◆ Dataset:
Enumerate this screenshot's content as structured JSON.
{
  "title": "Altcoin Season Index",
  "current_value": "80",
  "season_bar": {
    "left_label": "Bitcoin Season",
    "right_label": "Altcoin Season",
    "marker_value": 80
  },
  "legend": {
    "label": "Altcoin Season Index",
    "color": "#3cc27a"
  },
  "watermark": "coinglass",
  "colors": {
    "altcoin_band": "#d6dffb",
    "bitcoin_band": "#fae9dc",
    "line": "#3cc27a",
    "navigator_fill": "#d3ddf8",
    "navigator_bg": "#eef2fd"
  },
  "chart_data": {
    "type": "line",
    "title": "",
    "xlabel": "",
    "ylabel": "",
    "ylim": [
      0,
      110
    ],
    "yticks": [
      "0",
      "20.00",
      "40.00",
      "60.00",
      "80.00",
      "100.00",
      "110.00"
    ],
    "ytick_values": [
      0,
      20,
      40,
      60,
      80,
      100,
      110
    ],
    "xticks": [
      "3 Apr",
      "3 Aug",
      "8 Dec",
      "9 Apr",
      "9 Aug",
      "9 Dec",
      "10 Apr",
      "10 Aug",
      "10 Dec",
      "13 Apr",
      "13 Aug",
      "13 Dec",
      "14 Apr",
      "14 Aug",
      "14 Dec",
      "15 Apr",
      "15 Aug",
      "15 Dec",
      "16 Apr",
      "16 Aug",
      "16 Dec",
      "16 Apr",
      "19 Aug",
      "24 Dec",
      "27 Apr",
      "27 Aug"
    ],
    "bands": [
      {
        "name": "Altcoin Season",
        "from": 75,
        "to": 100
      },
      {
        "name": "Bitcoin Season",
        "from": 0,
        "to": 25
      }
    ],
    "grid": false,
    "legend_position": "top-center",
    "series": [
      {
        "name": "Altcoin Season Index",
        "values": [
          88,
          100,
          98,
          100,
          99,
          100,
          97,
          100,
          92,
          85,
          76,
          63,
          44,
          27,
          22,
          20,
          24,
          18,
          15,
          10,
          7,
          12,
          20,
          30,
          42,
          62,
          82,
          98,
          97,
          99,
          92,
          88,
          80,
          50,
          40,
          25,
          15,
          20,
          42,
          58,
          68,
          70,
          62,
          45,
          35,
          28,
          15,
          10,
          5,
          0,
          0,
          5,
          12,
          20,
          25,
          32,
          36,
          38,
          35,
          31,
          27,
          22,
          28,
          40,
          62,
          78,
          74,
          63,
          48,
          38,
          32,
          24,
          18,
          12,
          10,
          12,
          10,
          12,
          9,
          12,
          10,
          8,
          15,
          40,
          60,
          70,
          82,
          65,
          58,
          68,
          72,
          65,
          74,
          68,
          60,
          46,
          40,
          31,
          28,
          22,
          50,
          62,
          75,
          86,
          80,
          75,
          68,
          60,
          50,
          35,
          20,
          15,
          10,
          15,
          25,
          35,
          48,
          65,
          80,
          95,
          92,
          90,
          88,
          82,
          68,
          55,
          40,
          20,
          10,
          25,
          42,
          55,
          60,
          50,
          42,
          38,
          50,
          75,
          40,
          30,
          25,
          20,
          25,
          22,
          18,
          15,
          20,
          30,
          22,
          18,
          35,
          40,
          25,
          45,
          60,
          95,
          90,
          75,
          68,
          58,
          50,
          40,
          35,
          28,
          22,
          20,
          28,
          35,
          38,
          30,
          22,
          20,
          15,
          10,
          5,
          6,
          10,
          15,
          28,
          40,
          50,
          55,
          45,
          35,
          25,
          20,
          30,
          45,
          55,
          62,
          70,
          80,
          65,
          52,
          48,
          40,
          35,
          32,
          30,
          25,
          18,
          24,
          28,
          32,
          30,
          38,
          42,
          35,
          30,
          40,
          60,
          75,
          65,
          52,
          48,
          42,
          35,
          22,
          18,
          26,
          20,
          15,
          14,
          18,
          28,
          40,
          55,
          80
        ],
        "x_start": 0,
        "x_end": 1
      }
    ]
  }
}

◆ Written task: From the first line to the last, retype the data exactly.

◆ Completed task:
Enumerate this screenshot's content as structured JSON.
{
  "title": "Altcoin Season Index",
  "current_value": "80",
  "season_bar": {
    "left_label": "Bitcoin Season",
    "right_label": "Altcoin Season",
    "marker_value": 80
  },
  "legend": {
    "label": "Altcoin Season Index",
    "color": "#3cc27a"
  },
  "watermark": "coinglass",
  "colors": {
    "altcoin_band": "#d6dffb",
    "bitcoin_band": "#fae9dc",
    "line": "#3cc27a",
    "navigator_fill": "#d3ddf8",
    "navigator_bg": "#eef2fd"
  },
  "chart_data": {
    "type": "line",
    "title": "",
    "xlabel": "",
    "ylabel": "",
    "ylim": [
      0,
      110
    ],
    "yticks": [
      "0",
      "20.00",
      "40.00",
      "60.00",
      "80.00",
      "100.00",
      "110.00"
    ],
    "ytick_values": [
      0,
      20,
      40,
      60,
      80,
      100,
      110
    ],
    "xticks": [
      "3 Apr",
      "3 Aug",
      "8 Dec",
      "9 Apr",
      "9 Aug",
      "9 Dec",
      "10 Apr",
      "10 Aug",
      "10 Dec",
      "13 Apr",
      "13 Aug",
      "13 Dec",
      "14 Apr",
      "14 Aug",
      "14 Dec",
      "15 Apr",
      "15 Aug",
      "15 Dec",
      "16 Apr",
      "16 Aug",
      "16 Dec",
      "16 Apr",
      "19 Aug",
      "24 Dec",
      "27 Apr",
      "27 Aug"
    ],
    "bands": [
      {
        "name": "Altcoin Season",
        "from": 75,
        "to": 100
      },
      {
        "name": "Bitcoin Season",
        "from": 0,
        "to": 25
      }
    ],
    "grid": false,
    "legend_position": "top-center",
    "series": [
      {
        "name": "Altcoin Season Index",
        "values": [
          88,
          100,
          98,
          100,
          99,
          100,
          97,
          100,
          92,
          85,
          76,
          63,
          44,
          27,
          22,
          20,
          24,
          18,
          15,
          10,
          7,
          12,
          20,
          30,
          42,
          62,
          82,
          98,
          97,
          99,
          92,
          88,
          80,
          50,
          40,
          25,
          15,
          20,
          42,
          58,
          68,
          70,
          62,
          45,
          35,
          28,
          15,
          10,
          5,
          0,
          0,
          5,
          12,
          20,
          25,
          32,
          36,
          38,
          35,
          31,
          27,
          22,
          28,
          40,
          62,
          78,
          74,
          63,
          48,
          38,
          32,
          24,
          18,
          12,
          10,
          12,
          10,
          12,
          9,
          12,
          10,
          8,
          15,
          40,
          60,
          70,
          82,
          65,
          58,
          68,
          72,
          65,
          74,
          68,
          60,
          46,
          40,
          31,
          28,
          22,
          50,
          62,
          75,
          86,
          80,
          75,
          68,
          60,
          50,
          35,
          20,
          15,
          10,
          15,
          25,
          35,
          48,
          65,
          80,
          95,
          92,
          90,
          88,
          82,
          68,
          55,
          40,
          20,
          10,
          25,
          42,
          55,
          60,
          50,
          42,
          38,
          50,
          75,
          40,
          30,
          25,
          20,
          25,
          22,
          18,
          15,
          20,
          30,
          22,
          18,
          35,
          40,
          25,
          45,
          60,
          95,
          90,
          75,
          68,
          58,
          50,
          40,
          35,
          28,
          22,
          20,
          28,
          35,
          38,
          30,
          22,
          20,
          15,
          10,
          5,
          6,
          10,
          15,
          28,
          40,
          50,
          55,
          45,
          35,
          25,
          20,
          30,
          45,
          55,
          62,
          70,
          80,
          65,
          52,
          48,
          40,
          35,
          32,
          30,
          25,
          18,
          24,
          28,
          32,
          30,
          38,
          42,
          35,
          30,
          40,
          60,
          75,
          65,
          52,
          48,
          42,
          35,
          22,
          18,
          26,
          20,
          15,
          14,
          18,
          28,
          40,
          55,
          80
        ],
        "x_start": 0,
        "x_end": 1
      }
    ]
  }
}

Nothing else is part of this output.